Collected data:
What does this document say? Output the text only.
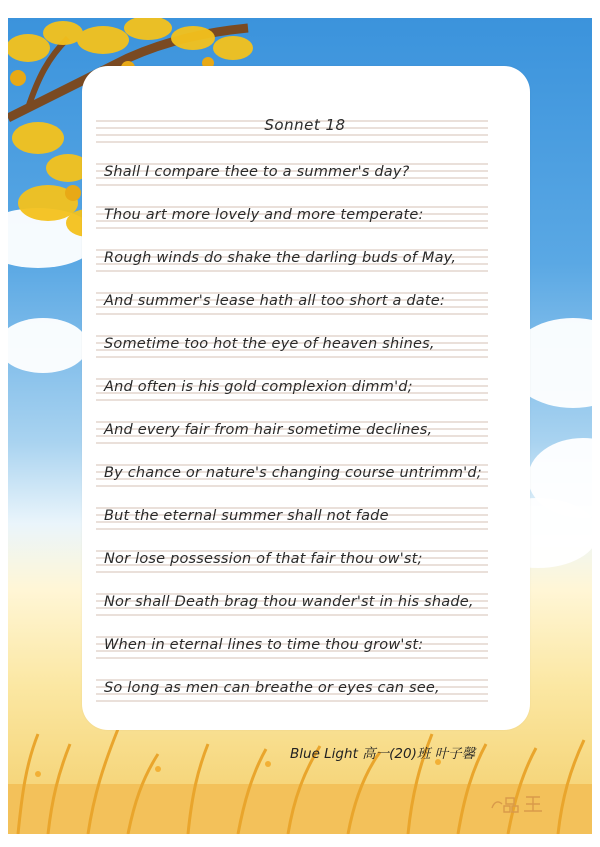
Sonnet 18
Shall I compare thee to a summer's day?
Thou art more lovely and more temperate:
Rough winds do shake the darling buds of May,
And summer's lease hath all too short a date:
Sometime too hot the eye of heaven shines,
And often is his gold complexion dimm'd;
And every fair from hair sometime declines,
By chance or nature's changing course untrimm'd;
But the eternal summer shall not fade
Nor lose possession of that fair thou ow'st;
Nor shall Death brag thou wander'st in his shade,
When in eternal lines to time thou grow'st:
So long as men can breathe or eyes can see,
Blue Light 高一(20)班 叶子馨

GIVEN INSTRUCTION: Leave out all images, then reproduce the entries above exactly.

ANSWER FOR THE TASK:
What does this document say? Output the text only.
Sonnet 18
Shall I compare thee to a summer's day?
Thou art more lovely and more temperate:
Rough winds do shake the darling buds of May,
And summer's lease hath all too short a date:
Sometime too hot the eye of heaven shines,
And often is his gold complexion dimm'd;
And every fair from hair sometime declines,
By chance or nature's changing course untrimm'd;
But the eternal summer shall not fade
Nor lose possession of that fair thou ow'st;
Nor shall Death brag thou wander'st in his shade,
When in eternal lines to time thou grow'st:
So long as men can breathe or eyes can see,
Blue Light 高一(20)班 叶子馨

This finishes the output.